• GIVEN EXERCISE:
Search the records for the word "people" and pick out every line that has it.

• DATASET:
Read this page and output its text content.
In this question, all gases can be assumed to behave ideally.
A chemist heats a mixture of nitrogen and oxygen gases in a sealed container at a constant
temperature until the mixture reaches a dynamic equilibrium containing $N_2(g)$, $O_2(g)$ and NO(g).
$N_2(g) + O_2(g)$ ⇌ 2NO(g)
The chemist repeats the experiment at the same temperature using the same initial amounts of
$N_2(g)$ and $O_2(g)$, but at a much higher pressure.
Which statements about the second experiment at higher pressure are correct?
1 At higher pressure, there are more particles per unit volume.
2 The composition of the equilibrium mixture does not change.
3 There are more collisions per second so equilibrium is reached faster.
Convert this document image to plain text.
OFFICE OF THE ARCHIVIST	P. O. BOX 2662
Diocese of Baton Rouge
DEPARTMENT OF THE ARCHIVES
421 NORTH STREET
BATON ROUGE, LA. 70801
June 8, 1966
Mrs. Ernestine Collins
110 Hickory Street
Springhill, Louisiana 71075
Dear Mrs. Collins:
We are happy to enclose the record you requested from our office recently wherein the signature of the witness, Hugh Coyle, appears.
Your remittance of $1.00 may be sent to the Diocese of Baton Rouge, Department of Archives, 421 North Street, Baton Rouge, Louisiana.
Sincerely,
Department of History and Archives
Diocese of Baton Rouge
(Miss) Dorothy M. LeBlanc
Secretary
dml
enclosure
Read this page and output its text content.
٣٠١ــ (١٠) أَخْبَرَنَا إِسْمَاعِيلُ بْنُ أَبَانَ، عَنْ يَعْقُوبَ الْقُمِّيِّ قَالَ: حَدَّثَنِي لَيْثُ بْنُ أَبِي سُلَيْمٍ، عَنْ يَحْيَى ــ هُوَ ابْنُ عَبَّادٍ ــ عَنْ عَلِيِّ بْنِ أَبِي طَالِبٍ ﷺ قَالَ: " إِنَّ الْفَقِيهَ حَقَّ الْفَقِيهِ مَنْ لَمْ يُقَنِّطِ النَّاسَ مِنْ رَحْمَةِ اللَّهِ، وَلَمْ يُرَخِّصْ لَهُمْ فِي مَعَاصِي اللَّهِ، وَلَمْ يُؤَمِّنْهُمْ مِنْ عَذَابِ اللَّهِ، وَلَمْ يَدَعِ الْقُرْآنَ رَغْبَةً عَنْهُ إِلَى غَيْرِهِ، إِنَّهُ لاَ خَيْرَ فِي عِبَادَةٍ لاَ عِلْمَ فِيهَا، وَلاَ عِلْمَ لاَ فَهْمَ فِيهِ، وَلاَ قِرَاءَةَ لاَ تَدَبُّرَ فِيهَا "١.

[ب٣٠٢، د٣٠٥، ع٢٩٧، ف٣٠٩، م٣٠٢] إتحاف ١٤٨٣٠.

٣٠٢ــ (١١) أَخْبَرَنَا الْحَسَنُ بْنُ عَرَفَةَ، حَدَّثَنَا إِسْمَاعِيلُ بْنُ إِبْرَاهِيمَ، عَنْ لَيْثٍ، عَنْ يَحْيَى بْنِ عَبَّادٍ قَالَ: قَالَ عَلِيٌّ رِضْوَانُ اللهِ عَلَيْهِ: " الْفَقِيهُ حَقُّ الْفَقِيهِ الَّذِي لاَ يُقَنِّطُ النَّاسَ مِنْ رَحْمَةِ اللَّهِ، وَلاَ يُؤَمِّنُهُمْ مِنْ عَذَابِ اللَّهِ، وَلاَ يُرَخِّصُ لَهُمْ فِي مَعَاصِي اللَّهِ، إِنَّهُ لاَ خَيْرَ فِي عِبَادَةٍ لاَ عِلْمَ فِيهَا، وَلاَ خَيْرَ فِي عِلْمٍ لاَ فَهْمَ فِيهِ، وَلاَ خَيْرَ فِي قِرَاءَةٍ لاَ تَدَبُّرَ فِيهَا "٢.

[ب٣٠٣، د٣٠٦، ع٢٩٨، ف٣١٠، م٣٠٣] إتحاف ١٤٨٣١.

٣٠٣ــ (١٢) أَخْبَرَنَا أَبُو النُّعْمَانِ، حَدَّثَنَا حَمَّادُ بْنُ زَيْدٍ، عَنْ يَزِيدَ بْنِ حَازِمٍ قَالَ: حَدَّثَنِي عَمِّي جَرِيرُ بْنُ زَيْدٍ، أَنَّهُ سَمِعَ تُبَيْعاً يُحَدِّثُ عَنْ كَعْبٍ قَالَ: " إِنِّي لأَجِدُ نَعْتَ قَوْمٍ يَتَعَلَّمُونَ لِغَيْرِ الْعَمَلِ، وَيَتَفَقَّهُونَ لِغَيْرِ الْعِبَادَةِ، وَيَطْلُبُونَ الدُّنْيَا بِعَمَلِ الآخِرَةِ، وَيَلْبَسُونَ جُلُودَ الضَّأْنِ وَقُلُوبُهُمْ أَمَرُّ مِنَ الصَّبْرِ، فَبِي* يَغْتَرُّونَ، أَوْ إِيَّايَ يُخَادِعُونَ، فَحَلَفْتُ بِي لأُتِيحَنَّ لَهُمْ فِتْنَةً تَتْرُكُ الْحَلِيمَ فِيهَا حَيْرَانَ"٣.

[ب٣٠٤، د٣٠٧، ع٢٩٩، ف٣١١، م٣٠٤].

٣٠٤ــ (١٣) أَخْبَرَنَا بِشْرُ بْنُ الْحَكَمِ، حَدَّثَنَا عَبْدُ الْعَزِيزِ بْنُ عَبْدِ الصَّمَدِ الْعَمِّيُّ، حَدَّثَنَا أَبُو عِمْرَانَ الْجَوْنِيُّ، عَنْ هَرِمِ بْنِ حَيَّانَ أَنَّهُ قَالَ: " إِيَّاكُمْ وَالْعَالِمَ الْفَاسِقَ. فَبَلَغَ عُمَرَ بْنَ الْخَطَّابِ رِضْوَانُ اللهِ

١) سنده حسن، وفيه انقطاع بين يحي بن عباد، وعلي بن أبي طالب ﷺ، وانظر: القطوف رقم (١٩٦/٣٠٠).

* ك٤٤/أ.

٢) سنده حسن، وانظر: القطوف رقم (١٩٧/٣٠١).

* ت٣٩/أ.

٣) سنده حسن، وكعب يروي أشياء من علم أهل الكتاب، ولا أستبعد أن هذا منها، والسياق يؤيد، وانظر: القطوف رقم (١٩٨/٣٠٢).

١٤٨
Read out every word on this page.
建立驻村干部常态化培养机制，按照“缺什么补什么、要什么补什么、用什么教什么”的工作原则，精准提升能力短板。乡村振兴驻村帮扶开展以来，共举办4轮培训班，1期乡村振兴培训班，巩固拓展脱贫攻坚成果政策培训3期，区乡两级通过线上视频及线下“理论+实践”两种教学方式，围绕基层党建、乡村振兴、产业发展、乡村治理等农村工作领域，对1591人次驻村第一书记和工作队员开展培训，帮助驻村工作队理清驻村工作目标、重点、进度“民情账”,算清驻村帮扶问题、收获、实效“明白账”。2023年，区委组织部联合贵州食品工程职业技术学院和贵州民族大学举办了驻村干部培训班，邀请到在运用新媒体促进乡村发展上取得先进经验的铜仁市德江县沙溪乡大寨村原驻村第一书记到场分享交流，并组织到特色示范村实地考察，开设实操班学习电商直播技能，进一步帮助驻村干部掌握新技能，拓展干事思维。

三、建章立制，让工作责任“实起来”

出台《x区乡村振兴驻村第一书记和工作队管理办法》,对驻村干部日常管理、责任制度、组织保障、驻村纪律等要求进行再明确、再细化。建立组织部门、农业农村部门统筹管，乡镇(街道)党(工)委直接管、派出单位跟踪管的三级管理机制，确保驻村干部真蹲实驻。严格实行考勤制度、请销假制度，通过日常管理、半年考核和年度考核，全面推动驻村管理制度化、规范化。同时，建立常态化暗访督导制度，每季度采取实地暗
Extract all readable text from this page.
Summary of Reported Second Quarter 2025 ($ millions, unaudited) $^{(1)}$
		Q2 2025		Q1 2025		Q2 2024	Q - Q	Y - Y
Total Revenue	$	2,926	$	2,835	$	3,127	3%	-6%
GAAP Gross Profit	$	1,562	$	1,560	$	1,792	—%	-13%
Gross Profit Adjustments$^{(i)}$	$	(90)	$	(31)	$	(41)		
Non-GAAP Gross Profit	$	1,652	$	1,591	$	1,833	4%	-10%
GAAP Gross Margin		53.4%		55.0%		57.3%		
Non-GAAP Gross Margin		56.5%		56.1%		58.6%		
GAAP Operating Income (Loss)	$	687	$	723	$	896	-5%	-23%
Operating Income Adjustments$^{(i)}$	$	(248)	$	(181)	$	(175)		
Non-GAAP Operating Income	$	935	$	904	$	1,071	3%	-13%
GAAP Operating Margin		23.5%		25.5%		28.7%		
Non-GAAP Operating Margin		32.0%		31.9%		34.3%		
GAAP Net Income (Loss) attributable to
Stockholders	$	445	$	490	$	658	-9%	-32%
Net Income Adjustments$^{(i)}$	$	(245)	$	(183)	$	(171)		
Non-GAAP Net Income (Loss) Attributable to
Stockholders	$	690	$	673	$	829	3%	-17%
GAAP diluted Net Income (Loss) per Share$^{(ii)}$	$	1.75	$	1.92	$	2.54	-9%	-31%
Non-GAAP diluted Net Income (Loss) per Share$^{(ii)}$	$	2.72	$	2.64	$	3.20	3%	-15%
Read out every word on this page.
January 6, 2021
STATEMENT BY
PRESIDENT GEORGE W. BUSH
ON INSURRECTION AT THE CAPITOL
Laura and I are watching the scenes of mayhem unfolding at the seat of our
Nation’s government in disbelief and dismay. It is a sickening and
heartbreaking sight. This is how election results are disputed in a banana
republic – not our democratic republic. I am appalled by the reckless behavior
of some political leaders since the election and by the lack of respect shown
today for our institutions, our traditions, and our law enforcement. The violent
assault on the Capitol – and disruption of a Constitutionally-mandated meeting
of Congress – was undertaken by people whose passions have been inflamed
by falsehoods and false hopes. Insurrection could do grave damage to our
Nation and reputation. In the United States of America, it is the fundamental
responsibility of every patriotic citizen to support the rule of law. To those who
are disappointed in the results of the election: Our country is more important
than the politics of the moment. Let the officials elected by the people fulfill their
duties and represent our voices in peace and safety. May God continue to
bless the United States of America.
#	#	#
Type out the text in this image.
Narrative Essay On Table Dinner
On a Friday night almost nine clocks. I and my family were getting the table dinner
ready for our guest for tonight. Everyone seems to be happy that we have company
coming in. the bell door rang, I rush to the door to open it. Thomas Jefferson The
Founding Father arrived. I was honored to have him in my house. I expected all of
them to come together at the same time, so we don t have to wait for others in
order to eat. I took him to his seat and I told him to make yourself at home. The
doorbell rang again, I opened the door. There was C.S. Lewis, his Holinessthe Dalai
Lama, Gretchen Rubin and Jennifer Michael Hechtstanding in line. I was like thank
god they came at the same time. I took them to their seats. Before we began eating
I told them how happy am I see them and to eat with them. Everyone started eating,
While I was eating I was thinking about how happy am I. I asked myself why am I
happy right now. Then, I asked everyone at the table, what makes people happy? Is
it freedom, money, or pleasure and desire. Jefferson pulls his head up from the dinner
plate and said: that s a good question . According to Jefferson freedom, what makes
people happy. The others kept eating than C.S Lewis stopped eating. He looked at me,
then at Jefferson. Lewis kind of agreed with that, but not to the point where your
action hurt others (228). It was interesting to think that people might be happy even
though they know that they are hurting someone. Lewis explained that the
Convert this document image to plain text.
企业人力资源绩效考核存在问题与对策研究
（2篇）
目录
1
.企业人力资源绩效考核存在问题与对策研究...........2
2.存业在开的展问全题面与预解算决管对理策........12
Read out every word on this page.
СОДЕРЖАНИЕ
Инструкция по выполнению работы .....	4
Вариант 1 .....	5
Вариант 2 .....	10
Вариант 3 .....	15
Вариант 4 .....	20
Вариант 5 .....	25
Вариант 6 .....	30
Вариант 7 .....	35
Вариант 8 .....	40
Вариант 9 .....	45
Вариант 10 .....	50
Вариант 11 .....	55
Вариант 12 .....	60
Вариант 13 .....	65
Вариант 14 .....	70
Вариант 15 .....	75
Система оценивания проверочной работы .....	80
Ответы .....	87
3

• EXERCISE OUTPUT:
of Congress – was undertaken by people whose passions have been inflamed
than the politics of the moment. Let the officials elected by the people fulfill their
happy right now. Then, I asked everyone at the table, what makes people happy? Is
people happy. The others kept eating than C.S Lewis stopped eating. He looked at me,
action hurt others (228). It was interesting to think that people might be happy even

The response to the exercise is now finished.